What you should do = Reproduce the entire listing below line for line without changing any wording, and leave the pictures out.
--- BEGIN Dataset extract ---
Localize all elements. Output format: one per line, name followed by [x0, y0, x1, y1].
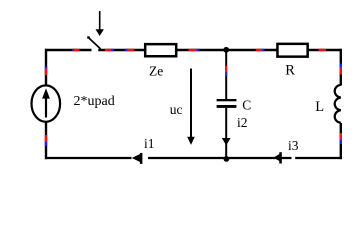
node top junction [223, 47, 229, 53]
resistor R (box) [277, 44, 307, 57]
current arrow i3 [273, 152, 281, 163]
svg-text:L: L [315, 99, 324, 115]
capacitor C (plates) [217, 99, 237, 108]
wire capacitor branch lower with current arrow i2 [222, 108, 231, 158]
svg-text:2*upad: 2*upad [74, 94, 115, 109]
current source U1 (circle with up arrow) [32, 85, 61, 121]
wire switch right contact to Ze [98, 49, 145, 51]
current arrow i1 [132, 153, 143, 164]
wire bottom (left corner to i1 arrow) [45, 157, 132, 159]
wire Ze to R (through top node) [177, 49, 278, 51]
svg-text:i2: i2 [237, 115, 248, 130]
wire left vertical below source [45, 122, 47, 159]
svg-text:uc: uc [170, 102, 183, 117]
wire capacitor branch upper [225, 50, 227, 100]
wire bottom (i1 to i3 segment with bottom node) [148, 157, 292, 159]
svg-text:R: R [285, 63, 295, 79]
resistor Ze (box) [145, 44, 176, 56]
voltage arrow uc [187, 69, 195, 145]
wire left vertical above source [45, 49, 47, 85]
wire bottom right (gap to corner) [295, 157, 342, 159]
svg-text:Ze: Ze [149, 63, 163, 78]
node bottom junction [224, 156, 230, 162]
wire inductor to bottom-right corner [340, 123, 342, 159]
actuation arrow above switch [96, 11, 104, 36]
svg-text:C: C [242, 98, 251, 113]
wire R to top-right corner and down [309, 49, 343, 86]
svg-text:i1: i1 [144, 136, 155, 151]
svg-text:i3: i3 [288, 138, 299, 153]
switch S1 (open blade) [87, 36, 100, 49]
inductor L (coil) [335, 85, 341, 123]
wire top-left horizontal (corner to switch left contact) [45, 49, 92, 51]
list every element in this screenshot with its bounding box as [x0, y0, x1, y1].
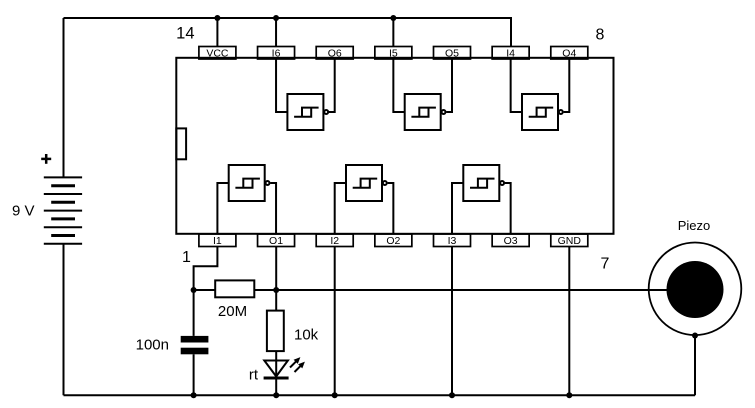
--- END Dataset extract ---
Result for this exercise =
Localize all elements. Output format: one per line, name followed by [x0, y0, x1, y1].
node top junction [223, 47, 229, 53]
resistor R (box) [277, 44, 307, 57]
current arrow i3 [273, 152, 281, 163]
svg-text:L: L [315, 99, 324, 115]
capacitor C (plates) [217, 99, 237, 108]
wire capacitor branch lower with current arrow i2 [222, 108, 231, 158]
svg-text:2*upad: 2*upad [74, 94, 115, 109]
current source U1 (circle with up arrow) [32, 85, 61, 121]
wire switch right contact to Ze [98, 49, 145, 51]
current arrow i1 [132, 153, 143, 164]
wire bottom (left corner to i1 arrow) [45, 157, 132, 159]
wire Ze to R (through top node) [177, 49, 278, 51]
svg-text:i2: i2 [237, 115, 248, 130]
wire left vertical below source [45, 122, 47, 159]
svg-text:uc: uc [170, 102, 183, 117]
wire capacitor branch upper [225, 50, 227, 100]
wire bottom (i1 to i3 segment with bottom node) [148, 157, 292, 159]
svg-text:R: R [285, 63, 295, 79]
resistor Ze (box) [145, 44, 176, 56]
voltage arrow uc [187, 69, 195, 145]
wire left vertical above source [45, 49, 47, 85]
wire bottom right (gap to corner) [295, 157, 342, 159]
svg-text:Ze: Ze [149, 63, 163, 78]
node bottom junction [224, 156, 230, 162]
wire inductor to bottom-right corner [340, 123, 342, 159]
actuation arrow above switch [96, 11, 104, 36]
svg-text:C: C [242, 98, 251, 113]
wire R to top-right corner and down [309, 49, 343, 86]
svg-text:i1: i1 [144, 136, 155, 151]
svg-text:i3: i3 [288, 138, 299, 153]
switch S1 (open blade) [87, 36, 100, 49]
inductor L (coil) [335, 85, 341, 123]
wire top-left horizontal (corner to switch left contact) [45, 49, 92, 51]
list every element in this screenshot with its bounding box as [x0, y0, x1, y1].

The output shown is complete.